Stored records
>> begin
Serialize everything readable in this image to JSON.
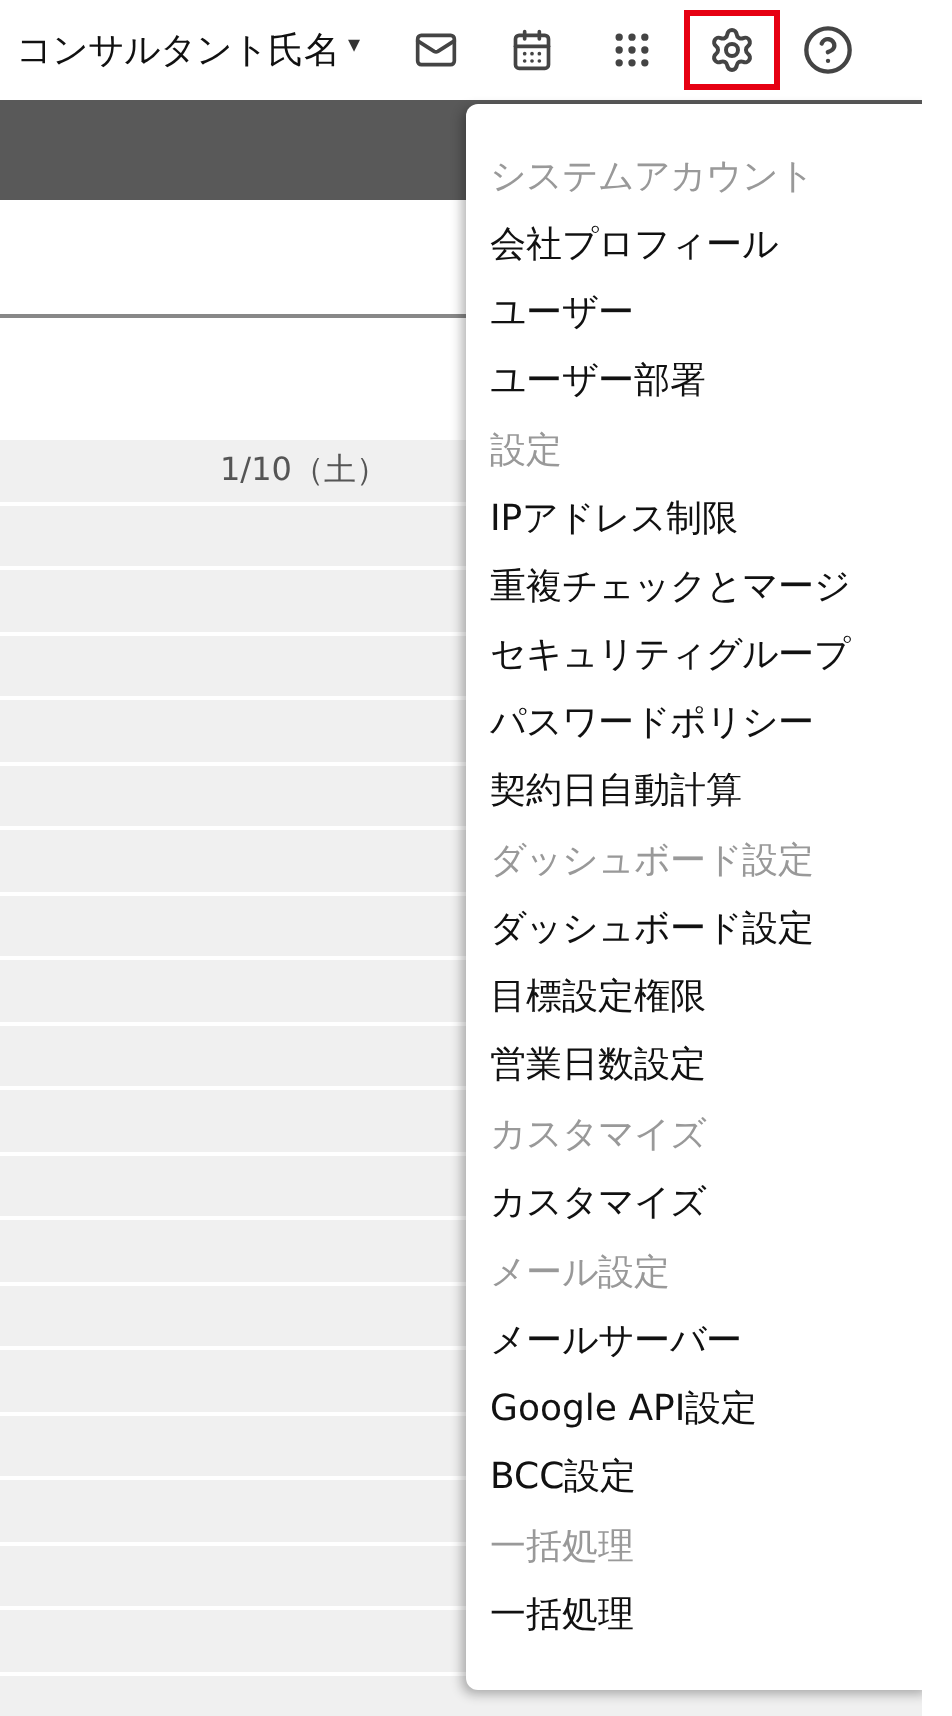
{
  "header": {
    "user_name": "コンサルタント氏名",
    "caret": "▾",
    "settings_highlighted": true
  },
  "calendar": {
    "date_label": "1/10（土）"
  },
  "settings_menu": {
    "sections": [
      {
        "header": "システムアカウント",
        "items": [
          "会社プロフィール",
          "ユーザー",
          "ユーザー部署"
        ]
      },
      {
        "header": "設定",
        "items": [
          "IPアドレス制限",
          "重複チェックとマージ",
          "セキュリティグループ",
          "パスワードポリシー",
          "契約日自動計算"
        ]
      },
      {
        "header": "ダッシュボード設定",
        "items": [
          "ダッシュボード設定",
          "目標設定権限",
          "営業日数設定"
        ]
      },
      {
        "header": "カスタマイズ",
        "items": [
          "カスタマイズ"
        ]
      },
      {
        "header": "メール設定",
        "items": [
          "メールサーバー",
          "Google API設定",
          "BCC設定"
        ]
      },
      {
        "header": "一括処理",
        "items": [
          "一括処理"
        ]
      }
    ]
  }
}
>> end
_INSTRUCTIONS TO FOLLOW_: Reproduce the whole listing word for word, setting aside any pictures.

_THE SOLUTION_:
Serialize everything readable in this image to JSON.
{
  "header": {
    "user_name": "コンサルタント氏名",
    "caret": "▾",
    "settings_highlighted": true
  },
  "calendar": {
    "date_label": "1/10（土）"
  },
  "settings_menu": {
    "sections": [
      {
        "header": "システムアカウント",
        "items": [
          "会社プロフィール",
          "ユーザー",
          "ユーザー部署"
        ]
      },
      {
        "header": "設定",
        "items": [
          "IPアドレス制限",
          "重複チェックとマージ",
          "セキュリティグループ",
          "パスワードポリシー",
          "契約日自動計算"
        ]
      },
      {
        "header": "ダッシュボード設定",
        "items": [
          "ダッシュボード設定",
          "目標設定権限",
          "営業日数設定"
        ]
      },
      {
        "header": "カスタマイズ",
        "items": [
          "カスタマイズ"
        ]
      },
      {
        "header": "メール設定",
        "items": [
          "メールサーバー",
          "Google API設定",
          "BCC設定"
        ]
      },
      {
        "header": "一括処理",
        "items": [
          "一括処理"
        ]
      }
    ]
  }
}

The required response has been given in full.